• Directive:
Copy every line of the rows below word for word, but leave out the pictures.

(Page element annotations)
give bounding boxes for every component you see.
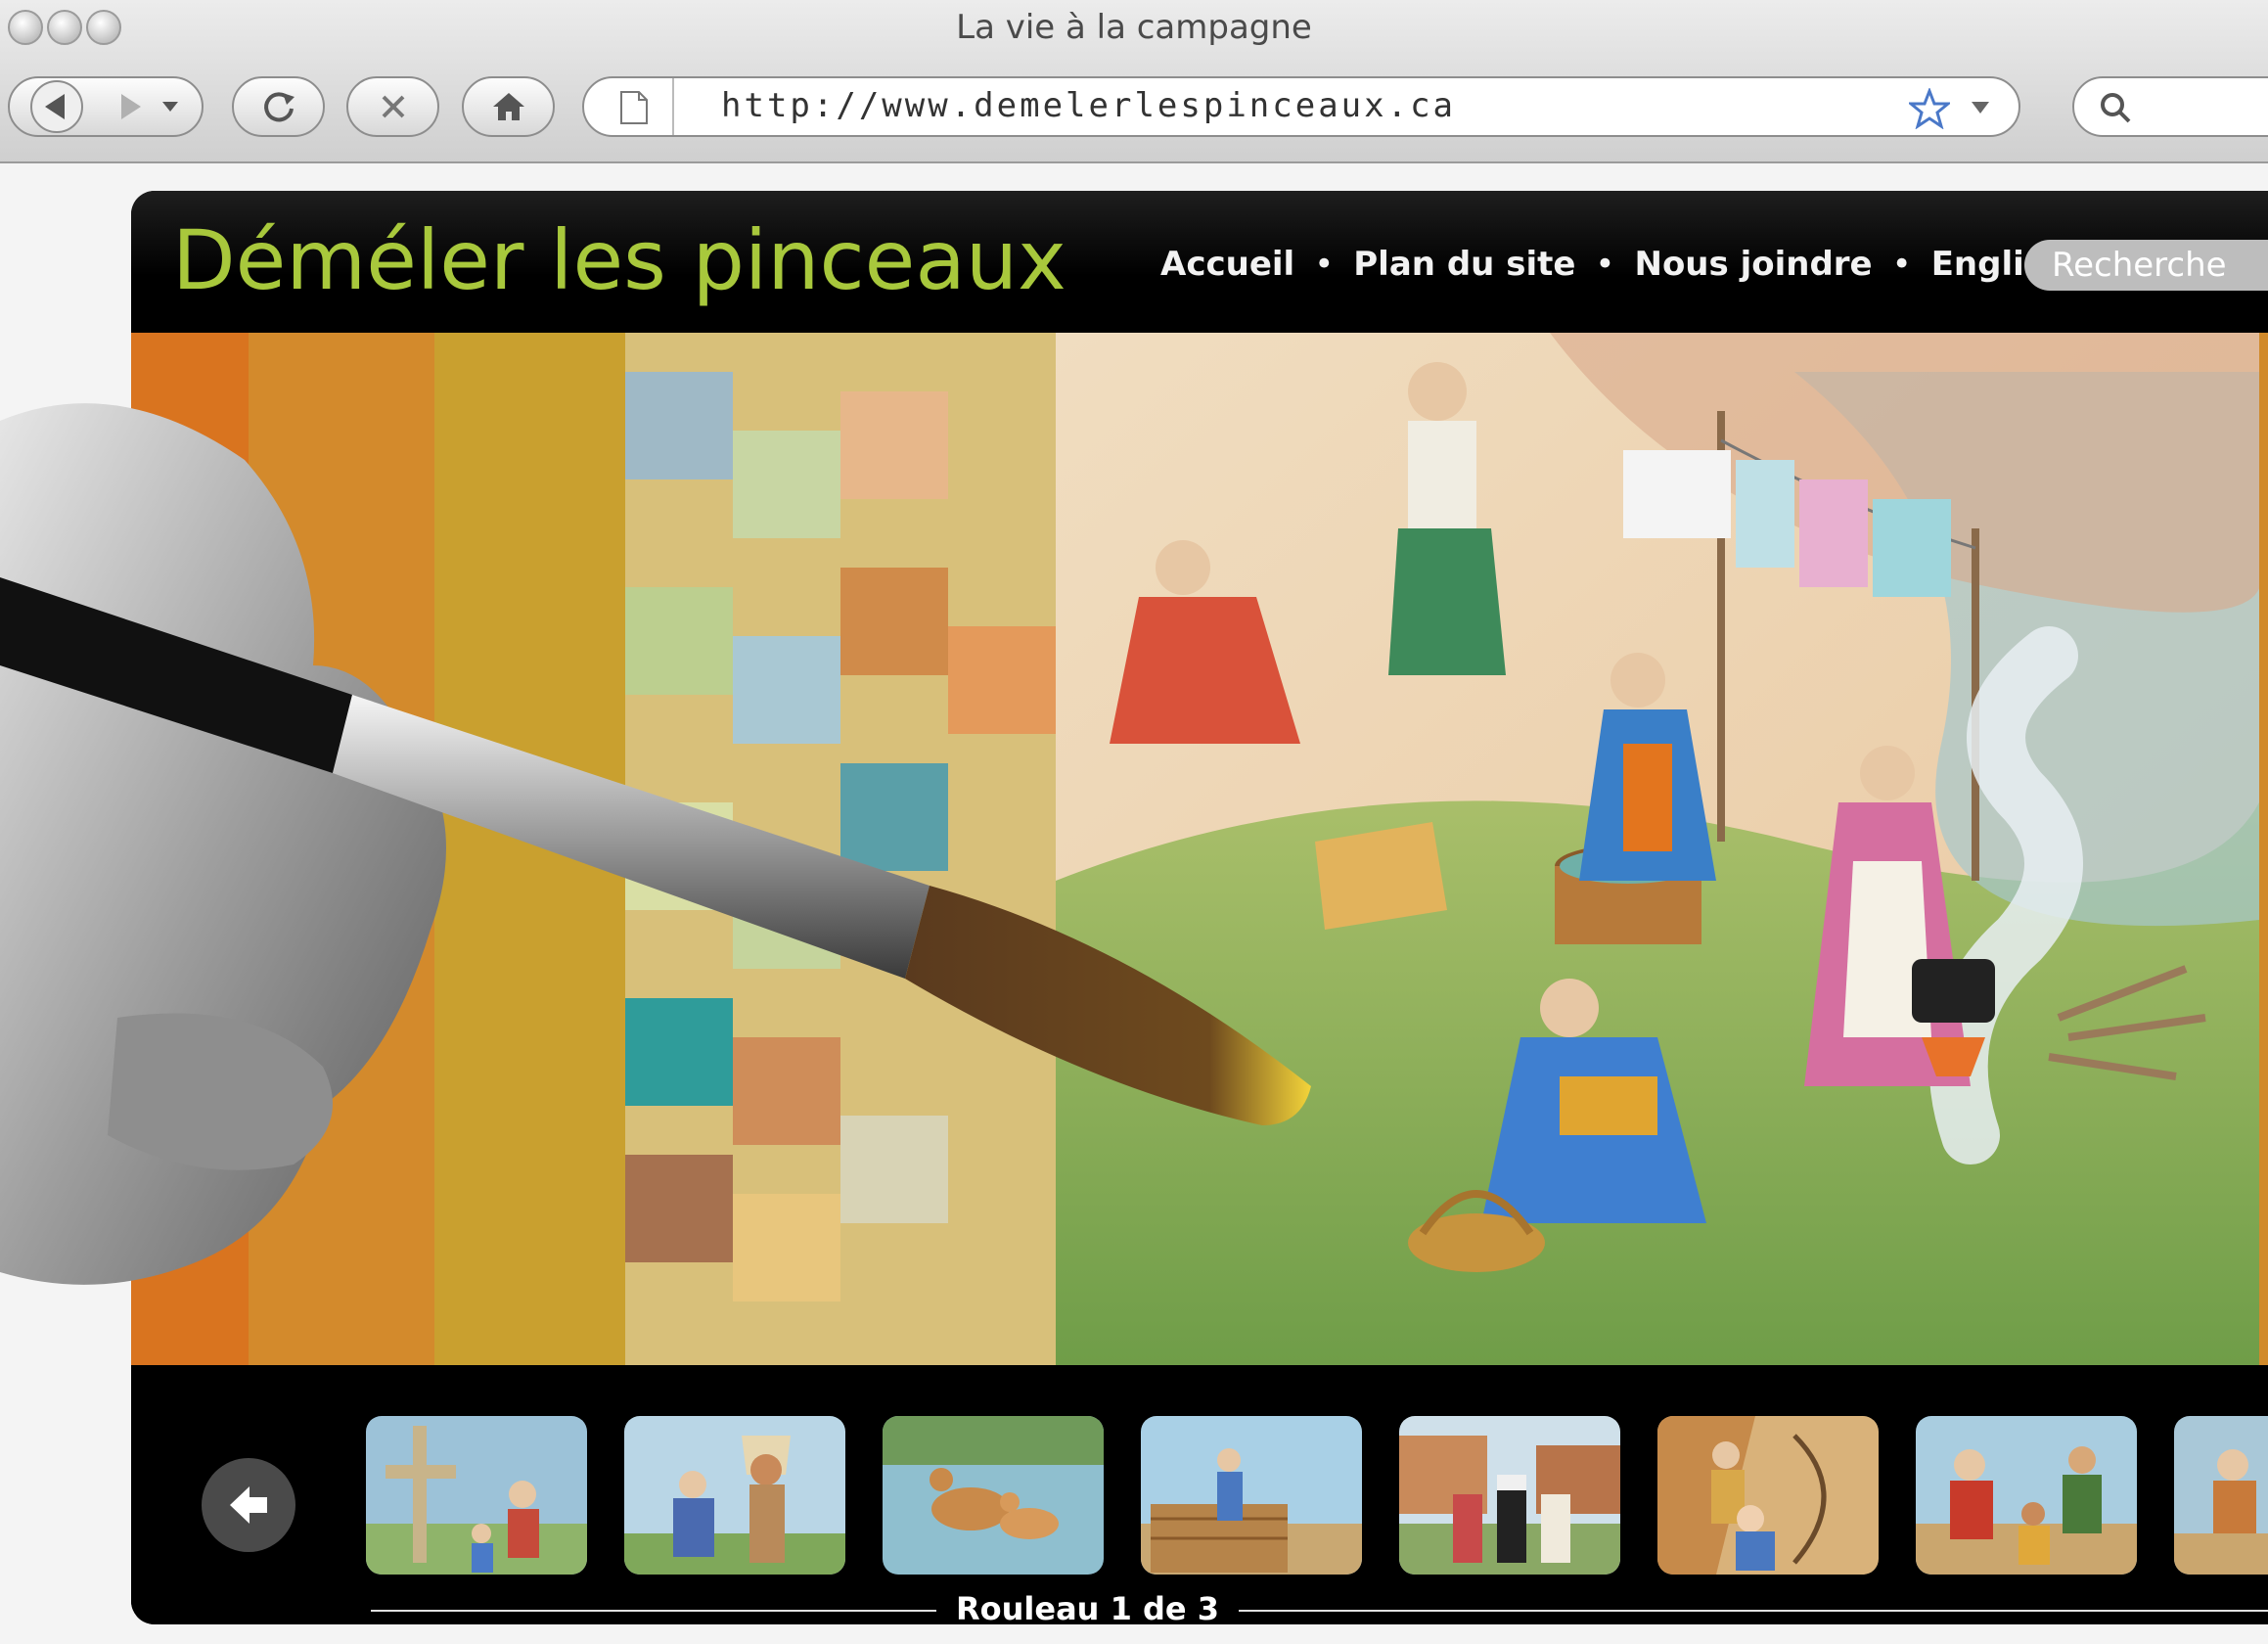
carousel-thumbnail-chief[interactable]	[624, 1416, 845, 1575]
site-search-placeholder: Recherche	[2052, 246, 2227, 285]
nav-separator: •	[1891, 245, 1912, 284]
carousel-thumbnail-builder[interactable]	[1141, 1416, 1362, 1575]
nav-link-plan-du-site[interactable]: Plan du site	[1353, 245, 1575, 284]
hero-painting	[131, 333, 2268, 1365]
url-dropdown-icon[interactable]	[1970, 100, 1991, 115]
nav-separator: •	[1314, 245, 1335, 284]
site-header: Déméler les pinceaux Accueil • Plan du s…	[131, 191, 2268, 333]
home-button[interactable]	[462, 76, 555, 137]
forward-button[interactable]	[98, 78, 157, 135]
carousel-prev-button[interactable]	[202, 1458, 295, 1552]
nav-link-accueil[interactable]: Accueil	[1160, 245, 1294, 284]
reload-button[interactable]	[232, 76, 325, 137]
carousel-thumbnail-archer[interactable]	[1657, 1416, 1879, 1575]
pager-label: Rouleau 1 de 3	[371, 1590, 1804, 1624]
bookmark-star-icon[interactable]	[1909, 88, 1950, 129]
site-logo[interactable]: Déméler les pinceaux	[172, 212, 1066, 308]
address-bar[interactable]: http://www.demelerlespinceaux.ca	[582, 76, 2020, 137]
back-arrow-icon	[30, 80, 83, 133]
home-icon	[492, 93, 524, 120]
stop-button[interactable]	[346, 76, 439, 137]
page-document-icon	[620, 91, 648, 124]
pixel-mosaic	[625, 333, 1056, 1365]
forward-arrow-icon	[121, 94, 141, 119]
nav-separator: •	[1595, 245, 1615, 284]
browser-search-field[interactable]	[2072, 76, 2268, 137]
carousel-thumbnail-partial[interactable]	[2174, 1416, 2268, 1575]
history-dropdown-button[interactable]	[157, 78, 186, 135]
chevron-down-icon	[162, 102, 178, 112]
top-navigation: Accueil • Plan du site • Nous joindre • …	[1160, 245, 2067, 284]
carousel-pager: Rouleau 1 de 3	[371, 1590, 2268, 1624]
window-title: La vie à la campagne	[956, 8, 1312, 47]
carousel-thumbnail-village[interactable]	[1399, 1416, 1620, 1575]
browser-chrome: La vie à la campagne http://www.demelerl…	[0, 0, 2268, 163]
website-frame: Déméler les pinceaux Accueil • Plan du s…	[131, 191, 2268, 1624]
address-url-text: http://www.demelerlespinceaux.ca	[721, 86, 1457, 125]
search-icon	[2101, 93, 2131, 123]
back-forward-buttons	[8, 76, 204, 137]
arrow-left-icon	[230, 1486, 267, 1524]
back-button[interactable]	[10, 78, 98, 135]
hero-illustration	[131, 333, 2268, 1365]
pager-label-text: Rouleau 1 de 3	[935, 1590, 1239, 1624]
stop-x-icon	[382, 95, 404, 118]
carousel-thumbnail-deer[interactable]	[883, 1416, 1104, 1575]
reload-icon	[263, 92, 295, 122]
carousel-thumbnail-traders[interactable]	[1916, 1416, 2137, 1575]
carousel-thumbnail-cross[interactable]	[366, 1416, 587, 1575]
site-search-field[interactable]: Recherche	[2024, 240, 2268, 291]
nav-link-nous-joindre[interactable]: Nous joindre	[1634, 245, 1872, 284]
thumbnail-carousel: Rouleau 1 de 3	[131, 1375, 2268, 1624]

• Answer to this exercise:
give bounding boxes for every component you see.
carousel-thumbnail-chief[interactable]	[624, 1416, 845, 1575]
site-search-placeholder: Recherche	[2052, 246, 2227, 285]
nav-separator: •	[1891, 245, 1912, 284]
carousel-thumbnail-builder[interactable]	[1141, 1416, 1362, 1575]
nav-link-plan-du-site[interactable]: Plan du site	[1353, 245, 1575, 284]
hero-painting	[131, 333, 2268, 1365]
url-dropdown-icon[interactable]	[1970, 100, 1991, 115]
nav-separator: •	[1314, 245, 1335, 284]
site-header: Déméler les pinceaux Accueil • Plan du s…	[131, 191, 2268, 333]
home-button[interactable]	[462, 76, 555, 137]
forward-button[interactable]	[98, 78, 157, 135]
carousel-prev-button[interactable]	[202, 1458, 295, 1552]
nav-link-accueil[interactable]: Accueil	[1160, 245, 1294, 284]
reload-button[interactable]	[232, 76, 325, 137]
carousel-thumbnail-archer[interactable]	[1657, 1416, 1879, 1575]
pager-label: Rouleau 1 de 3	[371, 1590, 1804, 1624]
bookmark-star-icon[interactable]	[1909, 88, 1950, 129]
site-logo[interactable]: Déméler les pinceaux	[172, 212, 1066, 308]
address-bar[interactable]: http://www.demelerlespinceaux.ca	[582, 76, 2020, 137]
back-arrow-icon	[30, 80, 83, 133]
home-icon	[492, 93, 524, 120]
stop-button[interactable]	[346, 76, 439, 137]
page-document-icon	[620, 91, 648, 124]
pixel-mosaic	[625, 333, 1056, 1365]
forward-arrow-icon	[121, 94, 141, 119]
nav-separator: •	[1595, 245, 1615, 284]
browser-search-field[interactable]	[2072, 76, 2268, 137]
carousel-thumbnail-partial[interactable]	[2174, 1416, 2268, 1575]
history-dropdown-button[interactable]	[157, 78, 186, 135]
chevron-down-icon	[162, 102, 178, 112]
top-navigation: Accueil • Plan du site • Nous joindre • …	[1160, 245, 2067, 284]
carousel-pager: Rouleau 1 de 3	[371, 1590, 2268, 1624]
window-title: La vie à la campagne	[956, 8, 1312, 47]
carousel-thumbnail-village[interactable]	[1399, 1416, 1620, 1575]
browser-chrome: La vie à la campagne http://www.demelerl…	[0, 0, 2268, 163]
website-frame: Déméler les pinceaux Accueil • Plan du s…	[131, 191, 2268, 1624]
address-url-text: http://www.demelerlespinceaux.ca	[721, 86, 1457, 125]
search-icon	[2101, 93, 2131, 123]
back-forward-buttons	[8, 76, 204, 137]
arrow-left-icon	[230, 1486, 267, 1524]
back-button[interactable]	[10, 78, 98, 135]
hero-illustration	[131, 333, 2268, 1365]
pager-label-text: Rouleau 1 de 3	[935, 1590, 1239, 1624]
stop-x-icon	[382, 95, 404, 118]
carousel-thumbnail-deer[interactable]	[883, 1416, 1104, 1575]
reload-icon	[263, 92, 295, 122]
carousel-thumbnail-traders[interactable]	[1916, 1416, 2137, 1575]
carousel-thumbnail-cross[interactable]	[366, 1416, 587, 1575]
site-search-field[interactable]: Recherche	[2024, 240, 2268, 291]
nav-link-nous-joindre[interactable]: Nous joindre	[1634, 245, 1872, 284]
thumbnail-carousel: Rouleau 1 de 3	[131, 1375, 2268, 1624]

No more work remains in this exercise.